__What to work on__. Set every line of the data down again exactly, and keep the pictures out.

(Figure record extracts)
┄┄┄┄┄┄

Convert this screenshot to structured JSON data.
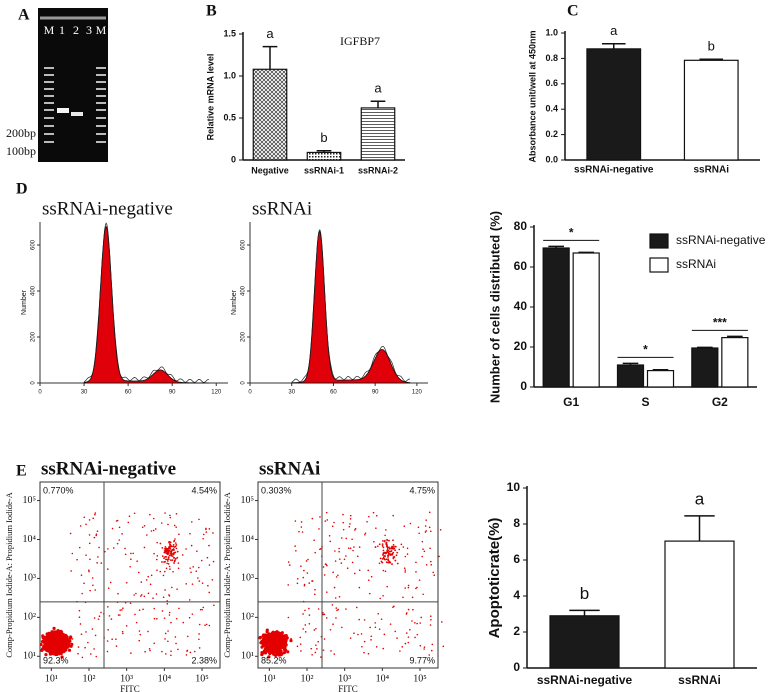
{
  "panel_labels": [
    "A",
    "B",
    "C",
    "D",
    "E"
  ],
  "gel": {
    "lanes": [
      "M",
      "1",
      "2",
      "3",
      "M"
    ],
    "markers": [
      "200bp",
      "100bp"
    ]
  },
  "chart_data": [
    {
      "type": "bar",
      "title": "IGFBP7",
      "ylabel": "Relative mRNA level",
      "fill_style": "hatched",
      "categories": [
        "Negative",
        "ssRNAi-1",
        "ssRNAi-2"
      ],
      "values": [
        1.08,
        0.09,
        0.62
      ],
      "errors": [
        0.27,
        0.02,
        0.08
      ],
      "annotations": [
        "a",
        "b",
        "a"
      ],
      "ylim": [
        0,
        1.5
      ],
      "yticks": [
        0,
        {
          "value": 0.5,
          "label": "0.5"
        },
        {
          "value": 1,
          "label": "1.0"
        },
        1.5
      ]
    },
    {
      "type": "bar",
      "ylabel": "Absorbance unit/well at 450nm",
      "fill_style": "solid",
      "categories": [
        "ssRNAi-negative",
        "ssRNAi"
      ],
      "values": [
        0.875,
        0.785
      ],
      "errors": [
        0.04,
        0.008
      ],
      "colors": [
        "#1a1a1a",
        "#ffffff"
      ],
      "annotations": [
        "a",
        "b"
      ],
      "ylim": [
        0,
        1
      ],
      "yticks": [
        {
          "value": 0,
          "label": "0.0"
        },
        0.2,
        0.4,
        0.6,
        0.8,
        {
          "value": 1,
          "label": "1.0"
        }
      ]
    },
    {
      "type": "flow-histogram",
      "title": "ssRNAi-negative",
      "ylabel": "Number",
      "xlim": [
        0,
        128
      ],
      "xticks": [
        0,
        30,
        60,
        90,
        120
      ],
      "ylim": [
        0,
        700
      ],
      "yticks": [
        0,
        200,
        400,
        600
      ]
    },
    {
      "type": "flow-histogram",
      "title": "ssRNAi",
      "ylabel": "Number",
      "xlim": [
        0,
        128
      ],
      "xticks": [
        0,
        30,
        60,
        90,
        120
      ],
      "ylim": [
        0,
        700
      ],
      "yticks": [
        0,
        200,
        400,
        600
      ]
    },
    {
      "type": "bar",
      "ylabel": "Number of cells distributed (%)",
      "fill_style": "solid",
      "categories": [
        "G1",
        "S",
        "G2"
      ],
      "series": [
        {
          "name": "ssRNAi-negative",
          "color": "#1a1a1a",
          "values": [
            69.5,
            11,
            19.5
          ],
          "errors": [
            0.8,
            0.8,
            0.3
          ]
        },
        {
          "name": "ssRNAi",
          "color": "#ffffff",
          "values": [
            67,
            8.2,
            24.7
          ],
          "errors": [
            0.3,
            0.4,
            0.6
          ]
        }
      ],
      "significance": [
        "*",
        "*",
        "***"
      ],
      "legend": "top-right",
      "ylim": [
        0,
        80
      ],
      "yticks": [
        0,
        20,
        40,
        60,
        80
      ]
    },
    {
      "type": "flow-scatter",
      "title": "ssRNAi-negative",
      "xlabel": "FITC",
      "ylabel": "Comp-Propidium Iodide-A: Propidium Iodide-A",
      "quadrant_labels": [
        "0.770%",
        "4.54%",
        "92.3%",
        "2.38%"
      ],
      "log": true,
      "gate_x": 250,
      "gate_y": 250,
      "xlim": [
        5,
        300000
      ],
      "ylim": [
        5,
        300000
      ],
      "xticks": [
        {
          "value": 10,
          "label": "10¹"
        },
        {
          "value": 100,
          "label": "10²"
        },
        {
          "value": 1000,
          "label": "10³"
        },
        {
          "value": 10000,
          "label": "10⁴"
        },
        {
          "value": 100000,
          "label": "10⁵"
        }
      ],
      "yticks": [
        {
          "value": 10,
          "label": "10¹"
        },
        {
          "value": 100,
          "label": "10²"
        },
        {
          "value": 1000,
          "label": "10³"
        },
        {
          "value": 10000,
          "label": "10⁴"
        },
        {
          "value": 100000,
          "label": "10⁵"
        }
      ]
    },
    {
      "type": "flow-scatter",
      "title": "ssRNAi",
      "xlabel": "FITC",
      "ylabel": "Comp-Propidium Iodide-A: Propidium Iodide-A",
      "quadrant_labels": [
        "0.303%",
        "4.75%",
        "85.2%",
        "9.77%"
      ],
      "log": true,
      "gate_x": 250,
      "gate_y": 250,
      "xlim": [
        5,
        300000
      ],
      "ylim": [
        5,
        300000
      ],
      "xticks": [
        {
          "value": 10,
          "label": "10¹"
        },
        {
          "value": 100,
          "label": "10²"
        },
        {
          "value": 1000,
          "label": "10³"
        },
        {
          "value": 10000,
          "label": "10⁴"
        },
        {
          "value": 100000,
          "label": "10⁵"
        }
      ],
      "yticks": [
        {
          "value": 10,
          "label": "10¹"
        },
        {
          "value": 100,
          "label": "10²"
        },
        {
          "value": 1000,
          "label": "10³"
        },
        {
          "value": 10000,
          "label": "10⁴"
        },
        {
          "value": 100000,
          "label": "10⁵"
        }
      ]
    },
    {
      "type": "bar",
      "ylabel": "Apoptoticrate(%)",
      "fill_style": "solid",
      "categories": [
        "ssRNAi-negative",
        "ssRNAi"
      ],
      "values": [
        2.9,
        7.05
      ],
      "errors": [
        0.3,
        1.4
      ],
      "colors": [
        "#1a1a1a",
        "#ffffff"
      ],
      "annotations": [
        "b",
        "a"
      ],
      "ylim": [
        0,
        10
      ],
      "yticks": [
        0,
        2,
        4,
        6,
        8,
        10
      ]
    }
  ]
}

┄┄┄┄┄┄

__Completed task__.
Convert this screenshot to structured JSON data.
{
  "panel_labels": [
    "A",
    "B",
    "C",
    "D",
    "E"
  ],
  "gel": {
    "lanes": [
      "M",
      "1",
      "2",
      "3",
      "M"
    ],
    "markers": [
      "200bp",
      "100bp"
    ]
  },
  "chart_data": [
    {
      "type": "bar",
      "title": "IGFBP7",
      "ylabel": "Relative mRNA level",
      "fill_style": "hatched",
      "categories": [
        "Negative",
        "ssRNAi-1",
        "ssRNAi-2"
      ],
      "values": [
        1.08,
        0.09,
        0.62
      ],
      "errors": [
        0.27,
        0.02,
        0.08
      ],
      "annotations": [
        "a",
        "b",
        "a"
      ],
      "ylim": [
        0,
        1.5
      ],
      "yticks": [
        0,
        {
          "value": 0.5,
          "label": "0.5"
        },
        {
          "value": 1,
          "label": "1.0"
        },
        1.5
      ]
    },
    {
      "type": "bar",
      "ylabel": "Absorbance unit/well at 450nm",
      "fill_style": "solid",
      "categories": [
        "ssRNAi-negative",
        "ssRNAi"
      ],
      "values": [
        0.875,
        0.785
      ],
      "errors": [
        0.04,
        0.008
      ],
      "colors": [
        "#1a1a1a",
        "#ffffff"
      ],
      "annotations": [
        "a",
        "b"
      ],
      "ylim": [
        0,
        1
      ],
      "yticks": [
        {
          "value": 0,
          "label": "0.0"
        },
        0.2,
        0.4,
        0.6,
        0.8,
        {
          "value": 1,
          "label": "1.0"
        }
      ]
    },
    {
      "type": "flow-histogram",
      "title": "ssRNAi-negative",
      "ylabel": "Number",
      "xlim": [
        0,
        128
      ],
      "xticks": [
        0,
        30,
        60,
        90,
        120
      ],
      "ylim": [
        0,
        700
      ],
      "yticks": [
        0,
        200,
        400,
        600
      ]
    },
    {
      "type": "flow-histogram",
      "title": "ssRNAi",
      "ylabel": "Number",
      "xlim": [
        0,
        128
      ],
      "xticks": [
        0,
        30,
        60,
        90,
        120
      ],
      "ylim": [
        0,
        700
      ],
      "yticks": [
        0,
        200,
        400,
        600
      ]
    },
    {
      "type": "bar",
      "ylabel": "Number of cells distributed (%)",
      "fill_style": "solid",
      "categories": [
        "G1",
        "S",
        "G2"
      ],
      "series": [
        {
          "name": "ssRNAi-negative",
          "color": "#1a1a1a",
          "values": [
            69.5,
            11,
            19.5
          ],
          "errors": [
            0.8,
            0.8,
            0.3
          ]
        },
        {
          "name": "ssRNAi",
          "color": "#ffffff",
          "values": [
            67,
            8.2,
            24.7
          ],
          "errors": [
            0.3,
            0.4,
            0.6
          ]
        }
      ],
      "significance": [
        "*",
        "*",
        "***"
      ],
      "legend": "top-right",
      "ylim": [
        0,
        80
      ],
      "yticks": [
        0,
        20,
        40,
        60,
        80
      ]
    },
    {
      "type": "flow-scatter",
      "title": "ssRNAi-negative",
      "xlabel": "FITC",
      "ylabel": "Comp-Propidium Iodide-A: Propidium Iodide-A",
      "quadrant_labels": [
        "0.770%",
        "4.54%",
        "92.3%",
        "2.38%"
      ],
      "log": true,
      "gate_x": 250,
      "gate_y": 250,
      "xlim": [
        5,
        300000
      ],
      "ylim": [
        5,
        300000
      ],
      "xticks": [
        {
          "value": 10,
          "label": "10¹"
        },
        {
          "value": 100,
          "label": "10²"
        },
        {
          "value": 1000,
          "label": "10³"
        },
        {
          "value": 10000,
          "label": "10⁴"
        },
        {
          "value": 100000,
          "label": "10⁵"
        }
      ],
      "yticks": [
        {
          "value": 10,
          "label": "10¹"
        },
        {
          "value": 100,
          "label": "10²"
        },
        {
          "value": 1000,
          "label": "10³"
        },
        {
          "value": 10000,
          "label": "10⁴"
        },
        {
          "value": 100000,
          "label": "10⁵"
        }
      ]
    },
    {
      "type": "flow-scatter",
      "title": "ssRNAi",
      "xlabel": "FITC",
      "ylabel": "Comp-Propidium Iodide-A: Propidium Iodide-A",
      "quadrant_labels": [
        "0.303%",
        "4.75%",
        "85.2%",
        "9.77%"
      ],
      "log": true,
      "gate_x": 250,
      "gate_y": 250,
      "xlim": [
        5,
        300000
      ],
      "ylim": [
        5,
        300000
      ],
      "xticks": [
        {
          "value": 10,
          "label": "10¹"
        },
        {
          "value": 100,
          "label": "10²"
        },
        {
          "value": 1000,
          "label": "10³"
        },
        {
          "value": 10000,
          "label": "10⁴"
        },
        {
          "value": 100000,
          "label": "10⁵"
        }
      ],
      "yticks": [
        {
          "value": 10,
          "label": "10¹"
        },
        {
          "value": 100,
          "label": "10²"
        },
        {
          "value": 1000,
          "label": "10³"
        },
        {
          "value": 10000,
          "label": "10⁴"
        },
        {
          "value": 100000,
          "label": "10⁵"
        }
      ]
    },
    {
      "type": "bar",
      "ylabel": "Apoptoticrate(%)",
      "fill_style": "solid",
      "categories": [
        "ssRNAi-negative",
        "ssRNAi"
      ],
      "values": [
        2.9,
        7.05
      ],
      "errors": [
        0.3,
        1.4
      ],
      "colors": [
        "#1a1a1a",
        "#ffffff"
      ],
      "annotations": [
        "b",
        "a"
      ],
      "ylim": [
        0,
        10
      ],
      "yticks": [
        0,
        2,
        4,
        6,
        8,
        10
      ]
    }
  ]
}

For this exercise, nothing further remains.